▶ Written exercise
Find the string "region" in the records. Copy every line it appears in.

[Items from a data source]
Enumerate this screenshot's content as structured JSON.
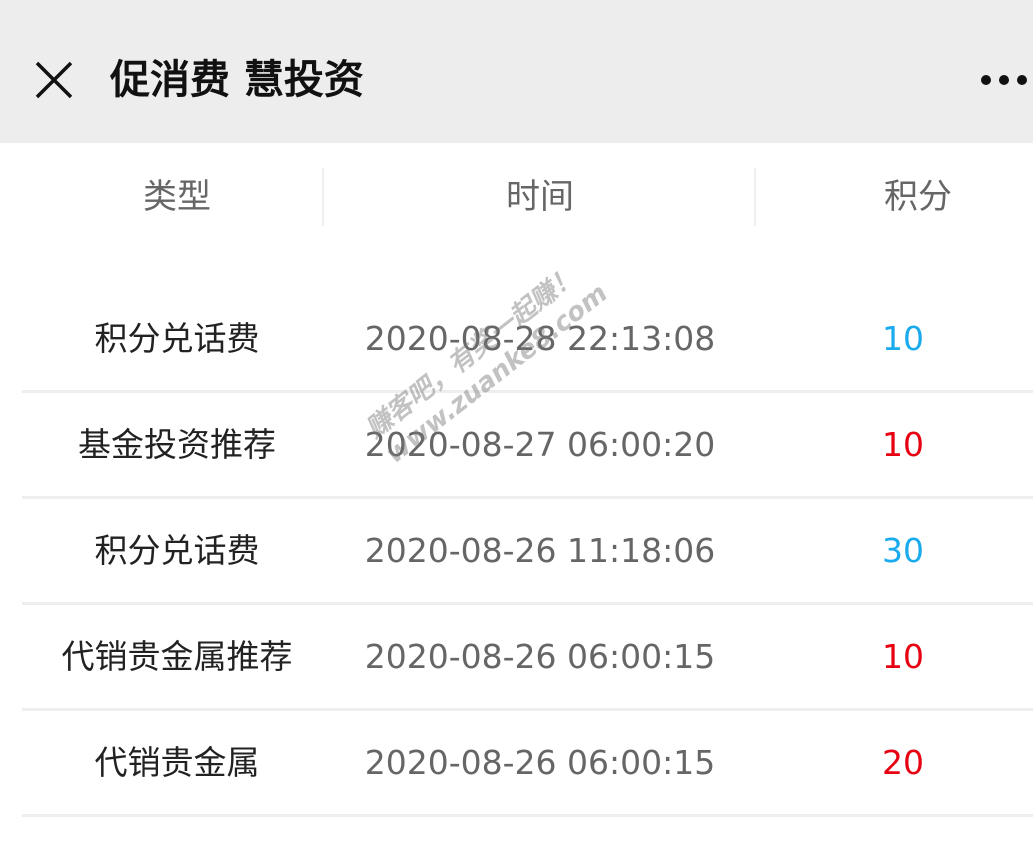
{
  "header": {
    "title": "促消费 慧投资",
    "close_icon": "close-icon",
    "more_icon": "more-horizontal-icon"
  },
  "table": {
    "columns": [
      "类型",
      "时间",
      "积分"
    ],
    "rows": [
      {
        "type": "积分兑话费",
        "time": "2020-08-28 22:13:08",
        "points": "10",
        "points_color": "#1aabee"
      },
      {
        "type": "基金投资推荐",
        "time": "2020-08-27 06:00:20",
        "points": "10",
        "points_color": "#e60012"
      },
      {
        "type": "积分兑话费",
        "time": "2020-08-26 11:18:06",
        "points": "30",
        "points_color": "#1aabee"
      },
      {
        "type": "代销贵金属推荐",
        "time": "2020-08-26 06:00:15",
        "points": "10",
        "points_color": "#e60012"
      },
      {
        "type": "代销贵金属",
        "time": "2020-08-26 06:00:15",
        "points": "20",
        "points_color": "#e60012"
      }
    ]
  },
  "watermark": {
    "line1": "赚客吧，有奖一起赚！",
    "line2": "www.zuanke8.com"
  }
}
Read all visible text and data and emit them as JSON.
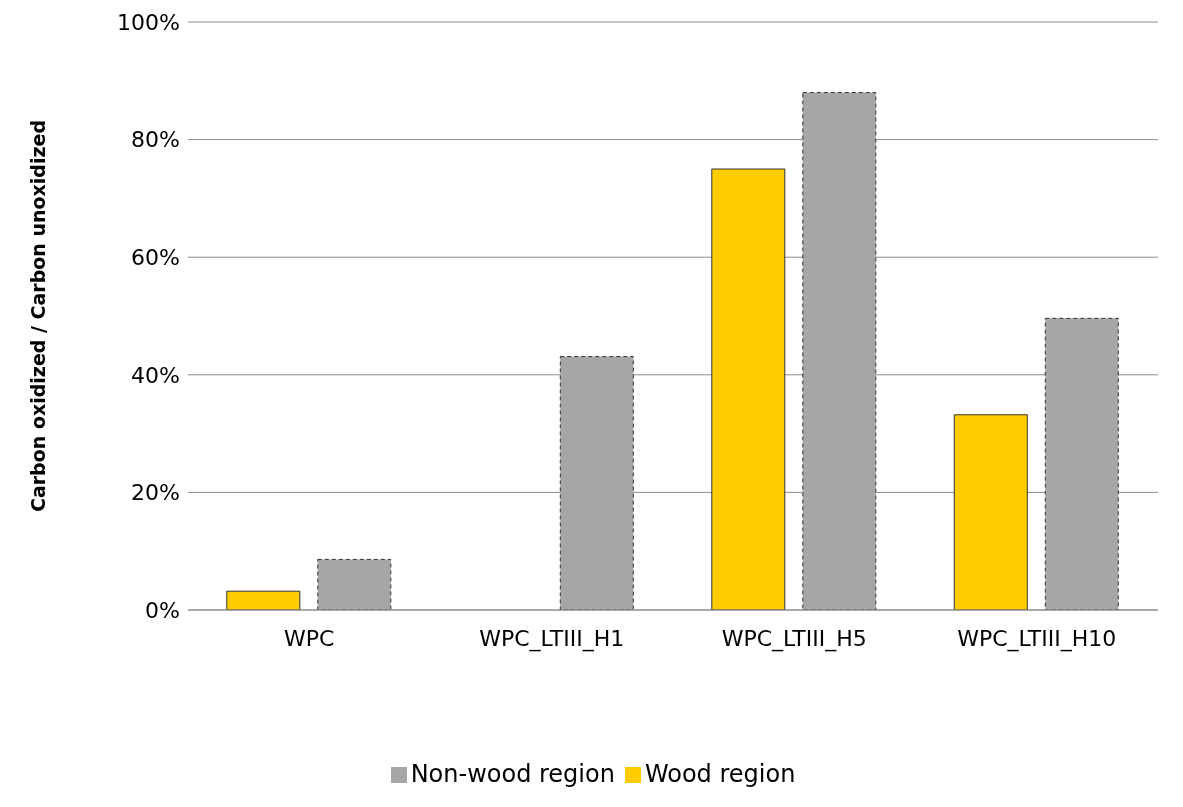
{
  "chart_data": {
    "type": "bar",
    "ylabel": "Carbon oxidized / Carbon unoxidized",
    "categories": [
      "WPC",
      "WPC_LTIII_H1",
      "WPC_LTIII_H5",
      "WPC_LTIII_H10"
    ],
    "series": [
      {
        "name": "Wood region",
        "color": "#ffcc00",
        "values": [
          3.2,
          null,
          75,
          33.2
        ]
      },
      {
        "name": "Non-wood region",
        "color": "#a6a6a6",
        "line_style": "dashed",
        "values": [
          8.6,
          43.1,
          88,
          49.6
        ]
      }
    ],
    "ylim": [
      0,
      100
    ],
    "yticks": [
      {
        "value": 0,
        "label": "0%"
      },
      {
        "value": 20,
        "label": "20%"
      },
      {
        "value": 40,
        "label": "40%"
      },
      {
        "value": 60,
        "label": "60%"
      },
      {
        "value": 80,
        "label": "80%"
      },
      {
        "value": 100,
        "label": "100%"
      }
    ],
    "grid": "y",
    "legend": "bottom"
  }
}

▶ Result
        "name": "Wood region",
        "name": "Non-wood region",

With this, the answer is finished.